[Records from a collection of figures]
>> Start

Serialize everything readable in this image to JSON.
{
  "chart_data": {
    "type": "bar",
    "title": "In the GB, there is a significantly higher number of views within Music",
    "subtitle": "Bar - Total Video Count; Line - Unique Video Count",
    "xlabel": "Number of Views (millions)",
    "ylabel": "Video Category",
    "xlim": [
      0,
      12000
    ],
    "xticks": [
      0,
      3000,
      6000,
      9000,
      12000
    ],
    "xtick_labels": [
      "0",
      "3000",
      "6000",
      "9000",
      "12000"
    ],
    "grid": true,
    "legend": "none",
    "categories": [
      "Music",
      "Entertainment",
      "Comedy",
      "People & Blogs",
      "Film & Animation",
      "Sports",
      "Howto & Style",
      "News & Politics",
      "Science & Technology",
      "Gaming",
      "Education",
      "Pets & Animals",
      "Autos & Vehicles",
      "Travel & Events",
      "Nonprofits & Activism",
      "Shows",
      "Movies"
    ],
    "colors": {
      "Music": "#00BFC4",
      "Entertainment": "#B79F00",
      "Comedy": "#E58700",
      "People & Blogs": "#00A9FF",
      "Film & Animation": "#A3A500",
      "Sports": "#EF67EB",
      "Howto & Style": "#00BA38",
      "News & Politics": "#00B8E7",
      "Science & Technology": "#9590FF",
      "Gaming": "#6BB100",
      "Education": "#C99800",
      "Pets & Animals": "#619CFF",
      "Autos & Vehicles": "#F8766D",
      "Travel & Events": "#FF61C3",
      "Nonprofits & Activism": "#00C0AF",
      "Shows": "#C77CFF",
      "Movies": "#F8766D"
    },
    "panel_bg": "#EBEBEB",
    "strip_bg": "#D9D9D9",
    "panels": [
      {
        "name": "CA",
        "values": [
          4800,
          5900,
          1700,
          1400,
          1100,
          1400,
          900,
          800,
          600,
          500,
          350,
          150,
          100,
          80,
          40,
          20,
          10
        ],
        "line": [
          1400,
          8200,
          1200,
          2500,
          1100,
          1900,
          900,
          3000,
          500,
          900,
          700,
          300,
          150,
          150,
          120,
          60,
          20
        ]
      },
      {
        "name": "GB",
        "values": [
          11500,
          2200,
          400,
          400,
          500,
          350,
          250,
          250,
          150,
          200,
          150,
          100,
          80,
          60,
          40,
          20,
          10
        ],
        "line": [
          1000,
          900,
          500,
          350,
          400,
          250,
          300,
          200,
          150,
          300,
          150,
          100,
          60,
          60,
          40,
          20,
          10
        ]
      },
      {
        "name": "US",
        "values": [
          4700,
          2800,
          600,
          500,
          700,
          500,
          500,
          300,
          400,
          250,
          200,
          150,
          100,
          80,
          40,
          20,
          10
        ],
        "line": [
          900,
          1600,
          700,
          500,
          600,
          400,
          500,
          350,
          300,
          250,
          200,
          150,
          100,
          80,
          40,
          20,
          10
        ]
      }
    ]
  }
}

>> End

Task details = Tally the lines in the entries above that hold the word "Events". Reply with nothing but that count.

Output of the task = 2